**Required task**.
Take every line from the material that has the word "Unit" in it.
--- START Source records ---
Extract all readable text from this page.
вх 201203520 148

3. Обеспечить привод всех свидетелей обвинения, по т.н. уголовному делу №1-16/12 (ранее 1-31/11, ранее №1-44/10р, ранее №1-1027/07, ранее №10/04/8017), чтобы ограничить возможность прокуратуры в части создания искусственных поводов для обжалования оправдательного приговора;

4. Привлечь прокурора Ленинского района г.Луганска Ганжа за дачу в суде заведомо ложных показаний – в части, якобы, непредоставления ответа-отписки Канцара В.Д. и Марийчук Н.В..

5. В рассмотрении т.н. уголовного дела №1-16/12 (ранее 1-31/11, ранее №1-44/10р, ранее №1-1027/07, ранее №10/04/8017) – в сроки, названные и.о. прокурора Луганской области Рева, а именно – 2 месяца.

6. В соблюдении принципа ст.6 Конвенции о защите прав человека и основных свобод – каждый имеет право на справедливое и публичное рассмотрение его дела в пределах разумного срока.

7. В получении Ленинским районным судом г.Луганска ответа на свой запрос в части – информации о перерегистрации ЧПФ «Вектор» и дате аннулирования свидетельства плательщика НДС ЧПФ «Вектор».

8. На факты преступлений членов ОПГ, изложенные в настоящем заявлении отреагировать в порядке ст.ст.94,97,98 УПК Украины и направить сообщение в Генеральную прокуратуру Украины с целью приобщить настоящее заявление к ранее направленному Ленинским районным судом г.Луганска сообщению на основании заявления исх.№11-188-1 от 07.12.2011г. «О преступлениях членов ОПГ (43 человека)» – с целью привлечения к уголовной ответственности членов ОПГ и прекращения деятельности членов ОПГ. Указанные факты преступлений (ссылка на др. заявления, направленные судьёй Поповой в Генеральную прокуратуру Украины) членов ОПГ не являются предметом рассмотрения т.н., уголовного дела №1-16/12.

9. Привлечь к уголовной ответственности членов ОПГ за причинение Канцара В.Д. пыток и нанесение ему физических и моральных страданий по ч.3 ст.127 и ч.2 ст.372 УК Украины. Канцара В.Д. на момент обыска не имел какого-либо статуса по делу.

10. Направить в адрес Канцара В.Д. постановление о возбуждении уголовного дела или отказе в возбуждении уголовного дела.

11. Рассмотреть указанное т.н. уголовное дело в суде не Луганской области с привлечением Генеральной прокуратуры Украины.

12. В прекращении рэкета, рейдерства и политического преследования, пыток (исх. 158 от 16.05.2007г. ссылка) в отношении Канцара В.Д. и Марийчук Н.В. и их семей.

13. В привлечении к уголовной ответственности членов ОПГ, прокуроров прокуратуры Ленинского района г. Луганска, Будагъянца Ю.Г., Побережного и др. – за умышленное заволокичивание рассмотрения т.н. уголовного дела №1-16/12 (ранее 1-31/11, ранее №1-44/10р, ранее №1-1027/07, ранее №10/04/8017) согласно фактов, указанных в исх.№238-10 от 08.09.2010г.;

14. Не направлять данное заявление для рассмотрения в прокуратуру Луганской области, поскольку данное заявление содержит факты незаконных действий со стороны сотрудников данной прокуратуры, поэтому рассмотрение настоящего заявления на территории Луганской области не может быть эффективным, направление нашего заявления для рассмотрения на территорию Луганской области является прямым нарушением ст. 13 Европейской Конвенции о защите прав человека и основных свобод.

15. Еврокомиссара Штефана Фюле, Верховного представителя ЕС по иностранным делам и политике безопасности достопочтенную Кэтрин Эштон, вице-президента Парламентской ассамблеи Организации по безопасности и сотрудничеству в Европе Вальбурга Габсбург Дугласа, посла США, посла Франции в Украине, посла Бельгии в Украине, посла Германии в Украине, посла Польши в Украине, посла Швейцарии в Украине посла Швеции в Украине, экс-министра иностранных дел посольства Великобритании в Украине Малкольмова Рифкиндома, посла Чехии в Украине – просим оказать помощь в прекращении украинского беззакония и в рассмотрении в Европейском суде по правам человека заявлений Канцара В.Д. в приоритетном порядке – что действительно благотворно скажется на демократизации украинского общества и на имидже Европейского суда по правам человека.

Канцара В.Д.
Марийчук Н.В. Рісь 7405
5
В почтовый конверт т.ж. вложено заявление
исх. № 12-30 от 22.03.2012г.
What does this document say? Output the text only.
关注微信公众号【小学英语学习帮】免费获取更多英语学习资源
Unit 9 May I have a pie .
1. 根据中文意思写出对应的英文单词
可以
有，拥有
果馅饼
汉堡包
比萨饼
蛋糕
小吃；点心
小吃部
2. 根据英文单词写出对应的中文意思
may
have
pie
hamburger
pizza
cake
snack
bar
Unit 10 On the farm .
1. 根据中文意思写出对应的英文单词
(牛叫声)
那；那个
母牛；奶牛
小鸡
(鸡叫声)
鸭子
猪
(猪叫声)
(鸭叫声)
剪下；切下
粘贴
--- END Source records ---
**Written reply**.
Unit 9 May I have a pie .
Unit 10 On the farm .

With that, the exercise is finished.